- [Your objective]: Go through the listing and copy each line with the string "tube".

(Extracted records)
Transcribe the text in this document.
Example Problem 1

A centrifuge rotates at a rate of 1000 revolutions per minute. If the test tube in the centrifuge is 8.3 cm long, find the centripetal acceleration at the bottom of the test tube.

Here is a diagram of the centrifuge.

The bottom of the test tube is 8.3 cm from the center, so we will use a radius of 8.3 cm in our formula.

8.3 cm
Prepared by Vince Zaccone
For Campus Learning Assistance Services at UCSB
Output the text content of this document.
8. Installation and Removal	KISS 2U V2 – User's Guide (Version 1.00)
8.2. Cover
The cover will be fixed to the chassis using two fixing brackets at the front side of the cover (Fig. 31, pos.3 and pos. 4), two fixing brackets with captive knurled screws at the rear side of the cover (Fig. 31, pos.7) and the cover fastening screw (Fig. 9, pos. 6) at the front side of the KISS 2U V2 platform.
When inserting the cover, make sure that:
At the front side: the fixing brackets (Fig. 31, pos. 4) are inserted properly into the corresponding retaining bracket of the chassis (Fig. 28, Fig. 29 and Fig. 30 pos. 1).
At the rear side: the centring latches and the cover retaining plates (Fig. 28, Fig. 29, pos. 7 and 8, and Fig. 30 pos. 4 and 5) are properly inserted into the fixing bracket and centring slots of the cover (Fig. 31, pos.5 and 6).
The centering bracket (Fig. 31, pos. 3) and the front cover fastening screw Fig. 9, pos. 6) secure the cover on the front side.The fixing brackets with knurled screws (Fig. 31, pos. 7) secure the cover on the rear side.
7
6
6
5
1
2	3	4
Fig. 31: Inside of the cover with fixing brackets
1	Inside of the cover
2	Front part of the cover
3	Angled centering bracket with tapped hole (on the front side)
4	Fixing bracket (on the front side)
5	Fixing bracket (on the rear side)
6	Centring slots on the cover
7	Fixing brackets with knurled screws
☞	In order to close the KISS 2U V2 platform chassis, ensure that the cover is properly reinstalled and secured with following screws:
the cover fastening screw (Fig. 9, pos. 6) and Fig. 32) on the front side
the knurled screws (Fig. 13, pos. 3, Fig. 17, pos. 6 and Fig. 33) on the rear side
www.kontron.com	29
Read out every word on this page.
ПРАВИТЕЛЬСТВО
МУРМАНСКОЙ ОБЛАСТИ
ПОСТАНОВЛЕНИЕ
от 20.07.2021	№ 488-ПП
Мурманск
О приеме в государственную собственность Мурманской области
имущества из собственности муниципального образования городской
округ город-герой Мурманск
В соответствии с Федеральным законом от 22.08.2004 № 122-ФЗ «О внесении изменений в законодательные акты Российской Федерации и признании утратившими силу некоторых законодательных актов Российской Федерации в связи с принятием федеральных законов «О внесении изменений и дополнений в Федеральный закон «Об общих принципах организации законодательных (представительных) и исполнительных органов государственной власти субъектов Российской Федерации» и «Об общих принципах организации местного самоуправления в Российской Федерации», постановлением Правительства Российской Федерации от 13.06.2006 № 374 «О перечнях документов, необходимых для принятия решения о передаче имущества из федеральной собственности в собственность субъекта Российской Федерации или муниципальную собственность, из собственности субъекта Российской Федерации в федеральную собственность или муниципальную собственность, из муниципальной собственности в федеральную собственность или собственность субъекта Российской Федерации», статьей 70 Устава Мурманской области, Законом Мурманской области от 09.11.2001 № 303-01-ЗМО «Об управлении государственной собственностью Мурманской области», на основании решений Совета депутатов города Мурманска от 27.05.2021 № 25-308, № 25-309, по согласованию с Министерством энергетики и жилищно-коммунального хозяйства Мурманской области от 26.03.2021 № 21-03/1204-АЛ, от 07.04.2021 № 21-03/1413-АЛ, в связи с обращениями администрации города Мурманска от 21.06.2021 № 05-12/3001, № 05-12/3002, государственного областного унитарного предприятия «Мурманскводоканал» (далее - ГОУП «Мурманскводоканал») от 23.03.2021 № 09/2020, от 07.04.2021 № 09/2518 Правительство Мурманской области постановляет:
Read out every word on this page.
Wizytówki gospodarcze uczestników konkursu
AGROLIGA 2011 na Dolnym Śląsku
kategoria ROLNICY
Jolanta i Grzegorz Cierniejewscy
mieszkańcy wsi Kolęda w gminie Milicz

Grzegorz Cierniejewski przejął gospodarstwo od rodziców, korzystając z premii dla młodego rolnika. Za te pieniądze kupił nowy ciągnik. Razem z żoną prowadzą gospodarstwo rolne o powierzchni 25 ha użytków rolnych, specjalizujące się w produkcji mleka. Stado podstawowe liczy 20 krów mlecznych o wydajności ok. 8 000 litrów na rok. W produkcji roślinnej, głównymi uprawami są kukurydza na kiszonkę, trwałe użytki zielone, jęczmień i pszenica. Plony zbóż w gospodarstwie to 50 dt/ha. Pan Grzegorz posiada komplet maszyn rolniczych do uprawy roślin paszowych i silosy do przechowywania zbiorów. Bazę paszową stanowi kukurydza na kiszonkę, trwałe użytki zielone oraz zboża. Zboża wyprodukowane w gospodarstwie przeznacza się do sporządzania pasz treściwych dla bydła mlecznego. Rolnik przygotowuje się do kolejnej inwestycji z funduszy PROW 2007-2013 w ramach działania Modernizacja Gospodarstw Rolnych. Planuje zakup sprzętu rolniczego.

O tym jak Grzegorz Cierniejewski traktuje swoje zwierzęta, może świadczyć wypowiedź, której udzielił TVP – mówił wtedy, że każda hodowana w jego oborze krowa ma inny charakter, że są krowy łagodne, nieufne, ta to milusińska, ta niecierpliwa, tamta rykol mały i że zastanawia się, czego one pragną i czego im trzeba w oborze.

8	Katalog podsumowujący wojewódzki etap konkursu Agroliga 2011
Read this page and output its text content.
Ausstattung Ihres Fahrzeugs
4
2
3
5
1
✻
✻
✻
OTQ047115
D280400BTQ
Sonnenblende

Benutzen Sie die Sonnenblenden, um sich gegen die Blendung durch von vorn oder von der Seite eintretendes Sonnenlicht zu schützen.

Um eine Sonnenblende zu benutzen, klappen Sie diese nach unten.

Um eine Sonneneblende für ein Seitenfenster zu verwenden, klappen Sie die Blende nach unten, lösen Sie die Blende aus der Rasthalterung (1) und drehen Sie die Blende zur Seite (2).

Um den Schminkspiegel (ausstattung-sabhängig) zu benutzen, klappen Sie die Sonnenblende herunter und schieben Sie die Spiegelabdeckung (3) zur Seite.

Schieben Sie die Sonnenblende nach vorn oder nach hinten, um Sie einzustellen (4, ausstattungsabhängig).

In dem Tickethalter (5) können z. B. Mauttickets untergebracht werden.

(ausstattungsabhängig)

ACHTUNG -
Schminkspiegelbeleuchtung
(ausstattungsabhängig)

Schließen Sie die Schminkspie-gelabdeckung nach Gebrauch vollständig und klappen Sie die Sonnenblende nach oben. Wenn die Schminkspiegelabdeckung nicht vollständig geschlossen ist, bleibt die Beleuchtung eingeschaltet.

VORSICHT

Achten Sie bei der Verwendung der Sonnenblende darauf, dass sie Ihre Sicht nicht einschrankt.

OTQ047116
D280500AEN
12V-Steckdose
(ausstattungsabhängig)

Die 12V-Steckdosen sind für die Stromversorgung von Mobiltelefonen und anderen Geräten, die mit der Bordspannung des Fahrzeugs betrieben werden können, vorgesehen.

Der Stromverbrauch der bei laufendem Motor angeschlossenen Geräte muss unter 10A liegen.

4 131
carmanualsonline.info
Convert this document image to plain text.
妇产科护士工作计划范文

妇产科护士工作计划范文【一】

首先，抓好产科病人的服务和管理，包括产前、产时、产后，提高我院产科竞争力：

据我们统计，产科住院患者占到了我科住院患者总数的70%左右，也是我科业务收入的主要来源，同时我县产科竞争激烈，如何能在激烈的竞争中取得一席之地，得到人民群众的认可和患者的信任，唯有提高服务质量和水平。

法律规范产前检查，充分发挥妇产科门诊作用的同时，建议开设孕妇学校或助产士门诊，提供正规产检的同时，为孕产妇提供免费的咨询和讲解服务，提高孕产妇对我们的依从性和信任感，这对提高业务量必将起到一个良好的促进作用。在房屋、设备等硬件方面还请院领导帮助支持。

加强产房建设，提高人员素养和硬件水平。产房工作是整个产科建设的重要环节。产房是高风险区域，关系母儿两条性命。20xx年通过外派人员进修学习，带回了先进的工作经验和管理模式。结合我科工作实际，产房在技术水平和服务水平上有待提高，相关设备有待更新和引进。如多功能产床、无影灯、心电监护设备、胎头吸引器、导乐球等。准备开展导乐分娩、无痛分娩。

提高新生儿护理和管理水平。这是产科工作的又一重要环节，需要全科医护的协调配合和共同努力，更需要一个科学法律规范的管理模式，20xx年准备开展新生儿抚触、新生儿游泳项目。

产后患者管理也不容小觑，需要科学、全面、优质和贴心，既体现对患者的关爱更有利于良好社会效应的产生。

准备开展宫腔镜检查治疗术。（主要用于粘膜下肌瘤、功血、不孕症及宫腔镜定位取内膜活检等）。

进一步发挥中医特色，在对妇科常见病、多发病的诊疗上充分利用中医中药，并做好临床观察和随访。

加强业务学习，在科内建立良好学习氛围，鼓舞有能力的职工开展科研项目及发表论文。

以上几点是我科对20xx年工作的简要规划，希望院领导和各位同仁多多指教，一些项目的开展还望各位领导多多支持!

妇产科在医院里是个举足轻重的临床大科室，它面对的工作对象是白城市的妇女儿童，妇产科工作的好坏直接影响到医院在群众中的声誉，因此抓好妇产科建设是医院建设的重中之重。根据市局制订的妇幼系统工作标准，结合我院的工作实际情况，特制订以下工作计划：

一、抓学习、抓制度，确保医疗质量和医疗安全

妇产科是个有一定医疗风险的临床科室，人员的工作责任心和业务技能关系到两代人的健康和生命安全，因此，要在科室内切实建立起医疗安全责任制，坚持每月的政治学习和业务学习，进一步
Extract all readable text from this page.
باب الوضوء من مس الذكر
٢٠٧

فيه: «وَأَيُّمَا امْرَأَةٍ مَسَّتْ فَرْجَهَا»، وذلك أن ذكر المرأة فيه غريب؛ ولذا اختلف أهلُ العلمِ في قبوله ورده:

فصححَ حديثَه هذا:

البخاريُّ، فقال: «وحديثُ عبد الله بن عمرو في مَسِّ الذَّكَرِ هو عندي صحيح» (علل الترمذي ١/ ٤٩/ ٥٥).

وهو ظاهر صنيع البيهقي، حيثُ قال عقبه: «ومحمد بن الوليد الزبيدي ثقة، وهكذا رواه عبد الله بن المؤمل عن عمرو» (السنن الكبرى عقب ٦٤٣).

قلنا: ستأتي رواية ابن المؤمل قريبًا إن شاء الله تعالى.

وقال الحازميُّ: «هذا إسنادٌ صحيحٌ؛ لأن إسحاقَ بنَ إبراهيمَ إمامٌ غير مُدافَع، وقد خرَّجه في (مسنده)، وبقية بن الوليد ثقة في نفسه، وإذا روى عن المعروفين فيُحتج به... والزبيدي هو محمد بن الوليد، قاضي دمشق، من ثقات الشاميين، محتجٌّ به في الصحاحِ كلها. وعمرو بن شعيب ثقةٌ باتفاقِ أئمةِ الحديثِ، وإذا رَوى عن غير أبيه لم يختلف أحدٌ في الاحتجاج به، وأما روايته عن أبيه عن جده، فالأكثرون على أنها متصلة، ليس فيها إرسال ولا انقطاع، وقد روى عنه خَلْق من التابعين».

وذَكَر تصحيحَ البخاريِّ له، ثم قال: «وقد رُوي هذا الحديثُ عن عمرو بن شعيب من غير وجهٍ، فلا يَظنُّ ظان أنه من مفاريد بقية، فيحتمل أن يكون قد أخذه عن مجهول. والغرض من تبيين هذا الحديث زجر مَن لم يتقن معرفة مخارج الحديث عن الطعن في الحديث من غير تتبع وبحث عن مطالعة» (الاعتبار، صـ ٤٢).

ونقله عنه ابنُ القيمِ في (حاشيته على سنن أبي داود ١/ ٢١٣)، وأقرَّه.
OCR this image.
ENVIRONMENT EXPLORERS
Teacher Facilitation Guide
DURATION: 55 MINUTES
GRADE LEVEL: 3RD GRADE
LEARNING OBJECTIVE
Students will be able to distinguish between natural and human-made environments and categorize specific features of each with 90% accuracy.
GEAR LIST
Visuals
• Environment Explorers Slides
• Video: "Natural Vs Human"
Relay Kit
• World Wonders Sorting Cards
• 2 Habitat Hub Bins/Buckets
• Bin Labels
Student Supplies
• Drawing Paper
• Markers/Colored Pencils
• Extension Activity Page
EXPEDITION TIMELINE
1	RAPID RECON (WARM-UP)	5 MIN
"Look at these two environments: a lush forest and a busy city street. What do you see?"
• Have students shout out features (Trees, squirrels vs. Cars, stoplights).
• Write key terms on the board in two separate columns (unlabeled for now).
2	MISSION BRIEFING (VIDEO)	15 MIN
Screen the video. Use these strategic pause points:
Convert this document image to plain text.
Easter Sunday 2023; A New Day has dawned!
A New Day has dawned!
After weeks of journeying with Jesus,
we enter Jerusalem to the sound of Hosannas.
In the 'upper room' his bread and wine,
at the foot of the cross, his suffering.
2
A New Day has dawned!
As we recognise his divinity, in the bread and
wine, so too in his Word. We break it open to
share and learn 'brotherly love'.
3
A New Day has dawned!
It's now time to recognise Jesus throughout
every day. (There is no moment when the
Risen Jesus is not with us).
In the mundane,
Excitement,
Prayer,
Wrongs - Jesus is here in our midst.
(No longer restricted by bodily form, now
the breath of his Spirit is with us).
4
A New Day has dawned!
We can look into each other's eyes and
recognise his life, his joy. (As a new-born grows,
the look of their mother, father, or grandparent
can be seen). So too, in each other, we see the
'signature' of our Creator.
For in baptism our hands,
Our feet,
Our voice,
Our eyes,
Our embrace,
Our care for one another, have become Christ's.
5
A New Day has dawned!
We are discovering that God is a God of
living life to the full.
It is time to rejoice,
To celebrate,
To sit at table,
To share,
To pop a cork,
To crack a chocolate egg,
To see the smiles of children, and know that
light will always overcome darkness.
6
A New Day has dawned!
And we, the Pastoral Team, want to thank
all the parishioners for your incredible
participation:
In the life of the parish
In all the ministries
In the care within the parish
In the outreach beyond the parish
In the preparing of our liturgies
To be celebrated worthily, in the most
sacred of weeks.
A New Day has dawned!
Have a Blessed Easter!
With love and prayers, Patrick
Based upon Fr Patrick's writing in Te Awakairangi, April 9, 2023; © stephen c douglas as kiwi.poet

- [Result of the task]:
A centrifuge rotates at a rate of 1000 revolutions per minute. If the test tube in the centrifuge is 8.3 cm long, find the centripetal acceleration at the bottom of the test tube.
The bottom of the test tube is 8.3 cm from the center, so we will use a radius of 8.3 cm in our formula.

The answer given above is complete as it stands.